▶ **Given request**
Write only the number of lines holding the string "more".

▶ **Provided data**

-- Begin --

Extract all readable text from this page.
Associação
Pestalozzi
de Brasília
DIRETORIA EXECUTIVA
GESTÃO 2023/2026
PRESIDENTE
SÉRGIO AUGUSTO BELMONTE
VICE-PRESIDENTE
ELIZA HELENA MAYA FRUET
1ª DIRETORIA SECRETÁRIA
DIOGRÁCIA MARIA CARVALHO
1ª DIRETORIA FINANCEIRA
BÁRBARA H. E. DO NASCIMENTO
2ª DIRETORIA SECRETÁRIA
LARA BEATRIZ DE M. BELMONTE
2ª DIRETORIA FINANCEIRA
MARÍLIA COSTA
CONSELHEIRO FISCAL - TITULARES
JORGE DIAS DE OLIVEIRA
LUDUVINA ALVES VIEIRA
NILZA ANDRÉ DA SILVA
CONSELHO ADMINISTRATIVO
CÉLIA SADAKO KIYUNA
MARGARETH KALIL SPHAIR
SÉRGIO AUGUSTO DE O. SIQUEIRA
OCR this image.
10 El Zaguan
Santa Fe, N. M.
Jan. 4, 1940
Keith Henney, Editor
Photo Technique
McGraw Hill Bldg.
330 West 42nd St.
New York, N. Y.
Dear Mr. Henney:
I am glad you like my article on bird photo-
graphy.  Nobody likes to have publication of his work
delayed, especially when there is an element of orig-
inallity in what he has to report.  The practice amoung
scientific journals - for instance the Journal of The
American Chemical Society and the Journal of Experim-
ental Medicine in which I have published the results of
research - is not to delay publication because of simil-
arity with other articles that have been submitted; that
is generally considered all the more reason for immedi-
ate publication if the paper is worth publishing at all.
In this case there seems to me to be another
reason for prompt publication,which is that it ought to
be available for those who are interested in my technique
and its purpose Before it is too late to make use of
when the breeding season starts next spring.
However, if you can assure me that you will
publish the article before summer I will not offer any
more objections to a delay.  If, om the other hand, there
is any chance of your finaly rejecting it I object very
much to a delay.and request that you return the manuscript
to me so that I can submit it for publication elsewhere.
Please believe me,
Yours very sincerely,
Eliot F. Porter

-- End --

▶ **Solution**
2